(Data items)
__________________________________________________

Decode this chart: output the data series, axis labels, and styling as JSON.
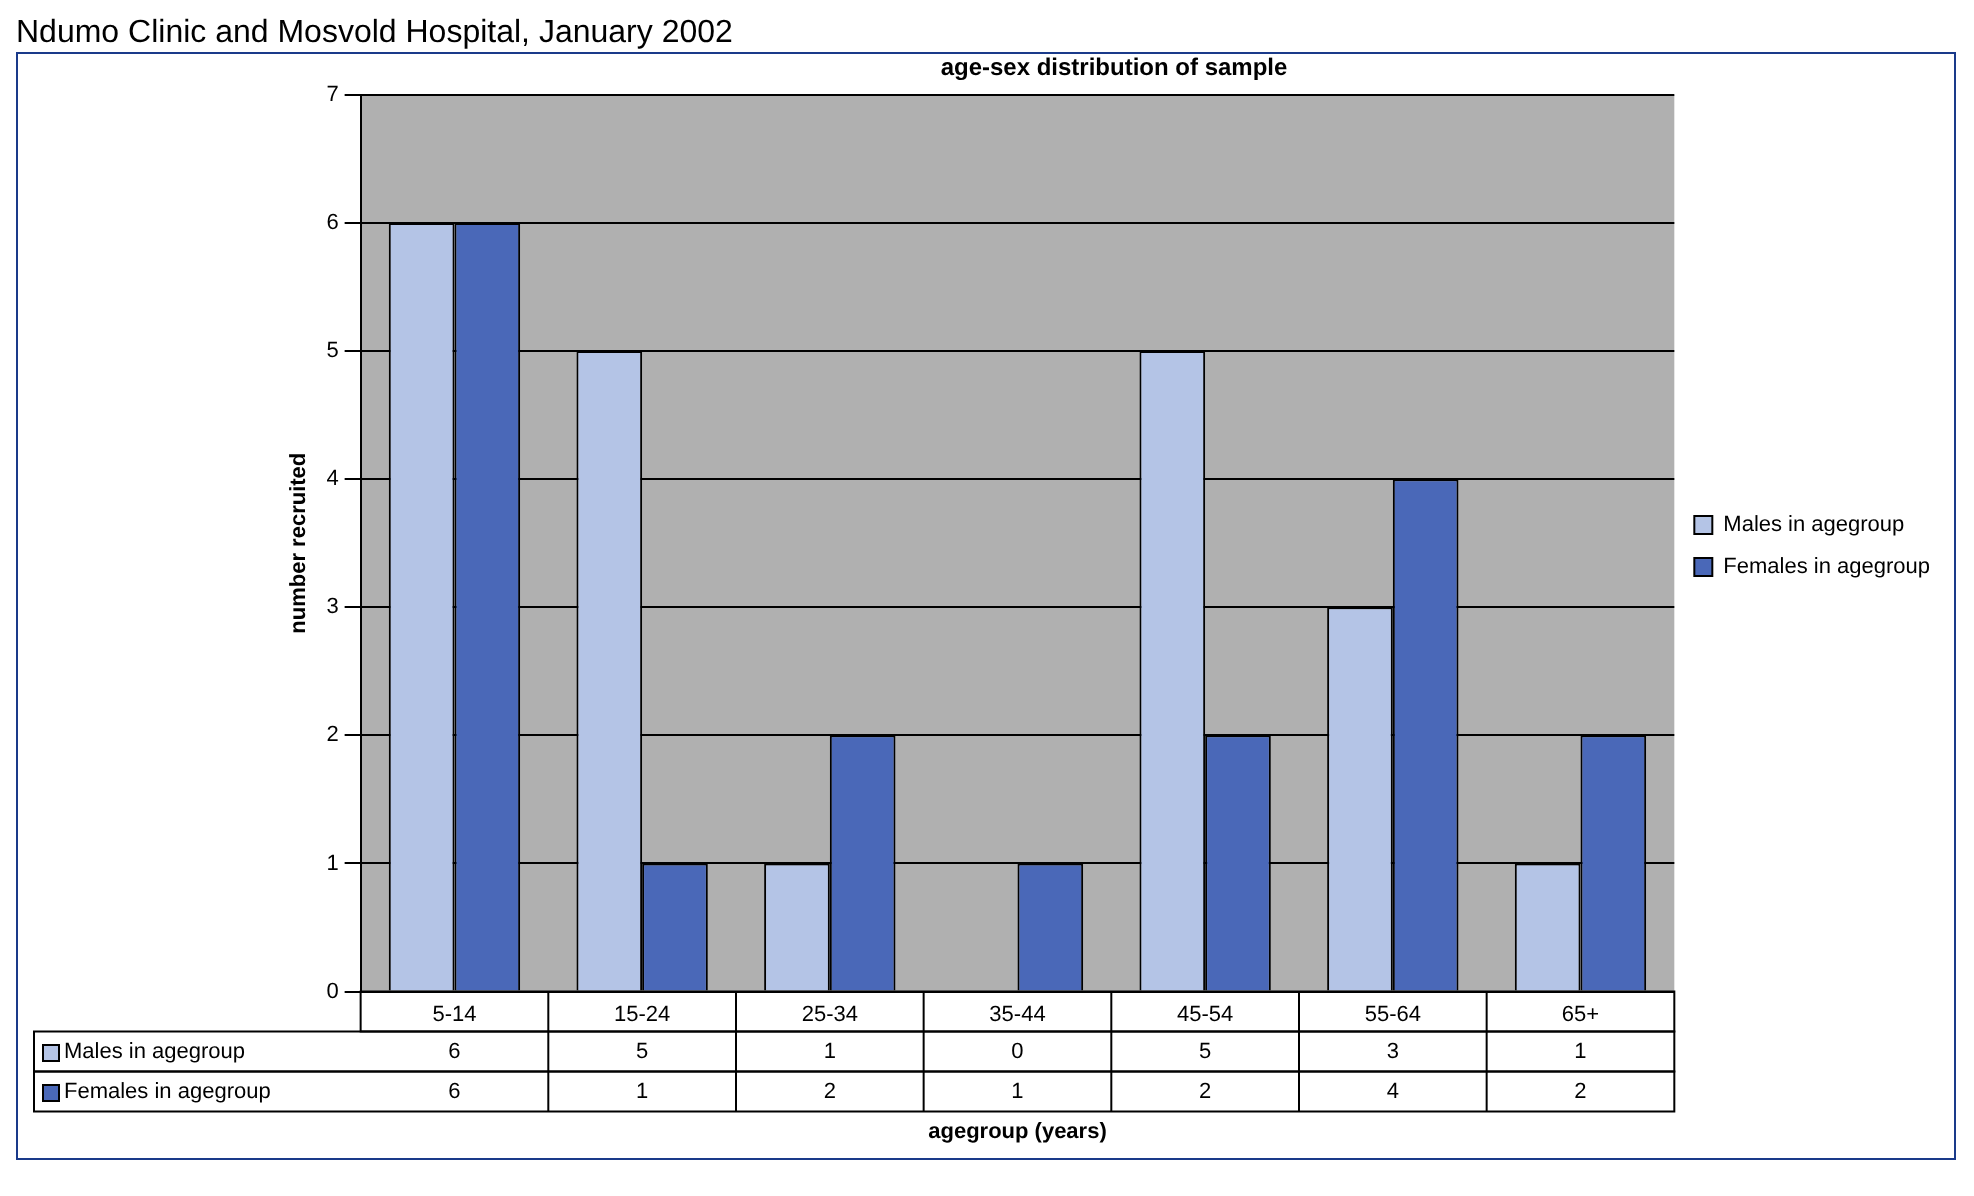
{
  "chart_data": {
    "type": "bar",
    "subtitle": "Ndumo Clinic and Mosvold Hospital, January 2002",
    "title": "age-sex distribution of sample",
    "xlabel": "agegroup (years)",
    "ylabel": "number recruited",
    "categories": [
      "5-14",
      "15-24",
      "25-34",
      "35-44",
      "45-54",
      "55-64",
      "65+"
    ],
    "series": [
      {
        "name": "Males in agegroup",
        "color": "#b4c4e6",
        "values": [
          6,
          5,
          1,
          0,
          5,
          3,
          1
        ]
      },
      {
        "name": "Females in agegroup",
        "color": "#4a68b8",
        "values": [
          6,
          1,
          2,
          1,
          2,
          4,
          2
        ]
      }
    ],
    "ylim": [
      0,
      7
    ],
    "yticks": [
      0,
      1,
      2,
      3,
      4,
      5,
      6,
      7
    ],
    "grid": "y",
    "legend": "right",
    "data_labels": true
  }
}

__________________________________________________

• [YOUR OBJECTIVE] Repeat the data in full and exactly. Omit pictures.

• [SOLVED EXERCISE]
Decode this chart: output the data series, axis labels, and styling as JSON.
{
  "chart_data": {
    "type": "bar",
    "subtitle": "Ndumo Clinic and Mosvold Hospital, January 2002",
    "title": "age-sex distribution of sample",
    "xlabel": "agegroup (years)",
    "ylabel": "number recruited",
    "categories": [
      "5-14",
      "15-24",
      "25-34",
      "35-44",
      "45-54",
      "55-64",
      "65+"
    ],
    "series": [
      {
        "name": "Males in agegroup",
        "color": "#b4c4e6",
        "values": [
          6,
          5,
          1,
          0,
          5,
          3,
          1
        ]
      },
      {
        "name": "Females in agegroup",
        "color": "#4a68b8",
        "values": [
          6,
          1,
          2,
          1,
          2,
          4,
          2
        ]
      }
    ],
    "ylim": [
      0,
      7
    ],
    "yticks": [
      0,
      1,
      2,
      3,
      4,
      5,
      6,
      7
    ],
    "grid": "y",
    "legend": "right",
    "data_labels": true
  }
}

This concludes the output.